- [Stated problem] Omit every image, and transcribe the remaining entries exactly as given.

::::

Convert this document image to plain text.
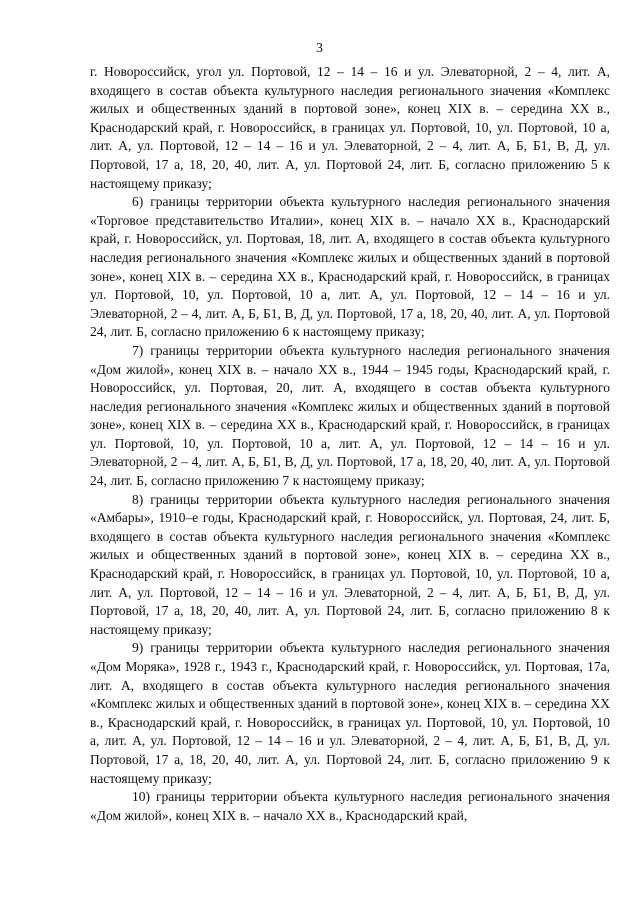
3

г. Новороссийск, угол ул. Портовой, 12 – 14 – 16 и ул. Элеваторной, 2 – 4, лит. А, входящего в состав объекта культурного наследия регионального значения «Комплекс жилых и общественных зданий в портовой зоне», конец XIX в. – середина XX в., Краснодарский край, г. Новороссийск, в границах ул. Портовой, 10, ул. Портовой, 10 а, лит. А, ул. Портовой, 12 – 14 – 16 и ул. Элеваторной, 2 – 4, лит. А, Б, Б1, В, Д, ул. Портовой, 17 а, 18, 20, 40, лит. А, ул. Портовой 24, лит. Б, согласно приложению 5 к настоящему приказу;

6) границы территории объекта культурного наследия регионального значения «Торговое представительство Италии», конец XIX в. – начало XX в., Краснодарский край, г. Новороссийск, ул. Портовая, 18, лит. А, входящего в состав объекта культурного наследия регионального значения «Комплекс жилых и общественных зданий в портовой зоне», конец XIX в. – середина XX в., Краснодарский край, г. Новороссийск, в границах ул. Портовой, 10, ул. Портовой, 10 а, лит. А, ул. Портовой, 12 – 14 – 16 и ул. Элеваторной, 2 – 4, лит. А, Б, Б1, В, Д, ул. Портовой, 17 а, 18, 20, 40, лит. А, ул. Портовой 24, лит. Б, согласно приложению 6 к настоящему приказу;

7) границы территории объекта культурного наследия регионального значения «Дом жилой», конец XIX в. – начало XX в., 1944 – 1945 годы, Краснодарский край, г. Новороссийск, ул. Портовая, 20, лит. А, входящего в состав объекта культурного наследия регионального значения «Комплекс жилых и общественных зданий в портовой зоне», конец XIX в. – середина XX в., Краснодарский край, г. Новороссийск, в границах ул. Портовой, 10, ул. Портовой, 10 а, лит. А, ул. Портовой, 12 – 14 – 16 и ул. Элеваторной, 2 – 4, лит. А, Б, Б1, В, Д, ул. Портовой, 17 а, 18, 20, 40, лит. А, ул. Портовой 24, лит. Б, согласно приложению 7 к настоящему приказу;

8) границы территории объекта культурного наследия регионального значения «Амбары», 1910–е годы, Краснодарский край, г. Новороссийск, ул. Портовая, 24, лит. Б, входящего в состав объекта культурного наследия регионального значения «Комплекс жилых и общественных зданий в портовой зоне», конец XIX в. – середина XX в., Краснодарский край, г. Новороссийск, в границах ул. Портовой, 10, ул. Портовой, 10 а, лит. А, ул. Портовой, 12 – 14 – 16 и ул. Элеваторной, 2 – 4, лит. А, Б, Б1, В, Д, ул. Портовой, 17 а, 18, 20, 40, лит. А, ул. Портовой 24, лит. Б, согласно приложению 8 к настоящему приказу;

9) границы территории объекта культурного наследия регионального значения «Дом Моряка», 1928 г., 1943 г., Краснодарский край, г. Новороссийск, ул. Портовая, 17а, лит. А, входящего в состав объекта культурного наследия регионального значения «Комплекс жилых и общественных зданий в портовой зоне», конец XIX в. – середина XX в., Краснодарский край, г. Новороссийск, в границах ул. Портовой, 10, ул. Портовой, 10 а, лит. А, ул. Портовой, 12 – 14 – 16 и ул. Элеваторной, 2 – 4, лит. А, Б, Б1, В, Д, ул. Портовой, 17 а, 18, 20, 40, лит. А, ул. Портовой 24, лит. Б, согласно приложению 9 к настоящему приказу;

10) границы территории объекта культурного наследия регионального значения «Дом жилой», конец XIX в. – начало XX в., Краснодарский край,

::::

- [Reply]
Convert this document image to plain text.
3

г. Новороссийск, угол ул. Портовой, 12 – 14 – 16 и ул. Элеваторной, 2 – 4, лит. А, входящего в состав объекта культурного наследия регионального значения «Комплекс жилых и общественных зданий в портовой зоне», конец XIX в. – середина XX в., Краснодарский край, г. Новороссийск, в границах ул. Портовой, 10, ул. Портовой, 10 а, лит. А, ул. Портовой, 12 – 14 – 16 и ул. Элеваторной, 2 – 4, лит. А, Б, Б1, В, Д, ул. Портовой, 17 а, 18, 20, 40, лит. А, ул. Портовой 24, лит. Б, согласно приложению 5 к настоящему приказу;

6) границы территории объекта культурного наследия регионального значения «Торговое представительство Италии», конец XIX в. – начало XX в., Краснодарский край, г. Новороссийск, ул. Портовая, 18, лит. А, входящего в состав объекта культурного наследия регионального значения «Комплекс жилых и общественных зданий в портовой зоне», конец XIX в. – середина XX в., Краснодарский край, г. Новороссийск, в границах ул. Портовой, 10, ул. Портовой, 10 а, лит. А, ул. Портовой, 12 – 14 – 16 и ул. Элеваторной, 2 – 4, лит. А, Б, Б1, В, Д, ул. Портовой, 17 а, 18, 20, 40, лит. А, ул. Портовой 24, лит. Б, согласно приложению 6 к настоящему приказу;

7) границы территории объекта культурного наследия регионального значения «Дом жилой», конец XIX в. – начало XX в., 1944 – 1945 годы, Краснодарский край, г. Новороссийск, ул. Портовая, 20, лит. А, входящего в состав объекта культурного наследия регионального значения «Комплекс жилых и общественных зданий в портовой зоне», конец XIX в. – середина XX в., Краснодарский край, г. Новороссийск, в границах ул. Портовой, 10, ул. Портовой, 10 а, лит. А, ул. Портовой, 12 – 14 – 16 и ул. Элеваторной, 2 – 4, лит. А, Б, Б1, В, Д, ул. Портовой, 17 а, 18, 20, 40, лит. А, ул. Портовой 24, лит. Б, согласно приложению 7 к настоящему приказу;

8) границы территории объекта культурного наследия регионального значения «Амбары», 1910–е годы, Краснодарский край, г. Новороссийск, ул. Портовая, 24, лит. Б, входящего в состав объекта культурного наследия регионального значения «Комплекс жилых и общественных зданий в портовой зоне», конец XIX в. – середина XX в., Краснодарский край, г. Новороссийск, в границах ул. Портовой, 10, ул. Портовой, 10 а, лит. А, ул. Портовой, 12 – 14 – 16 и ул. Элеваторной, 2 – 4, лит. А, Б, Б1, В, Д, ул. Портовой, 17 а, 18, 20, 40, лит. А, ул. Портовой 24, лит. Б, согласно приложению 8 к настоящему приказу;

9) границы территории объекта культурного наследия регионального значения «Дом Моряка», 1928 г., 1943 г., Краснодарский край, г. Новороссийск, ул. Портовая, 17а, лит. А, входящего в состав объекта культурного наследия регионального значения «Комплекс жилых и общественных зданий в портовой зоне», конец XIX в. – середина XX в., Краснодарский край, г. Новороссийск, в границах ул. Портовой, 10, ул. Портовой, 10 а, лит. А, ул. Портовой, 12 – 14 – 16 и ул. Элеваторной, 2 – 4, лит. А, Б, Б1, В, Д, ул. Портовой, 17 а, 18, 20, 40, лит. А, ул. Портовой 24, лит. Б, согласно приложению 9 к настоящему приказу;

10) границы территории объекта культурного наследия регионального значения «Дом жилой», конец XIX в. – начало XX в., Краснодарский край,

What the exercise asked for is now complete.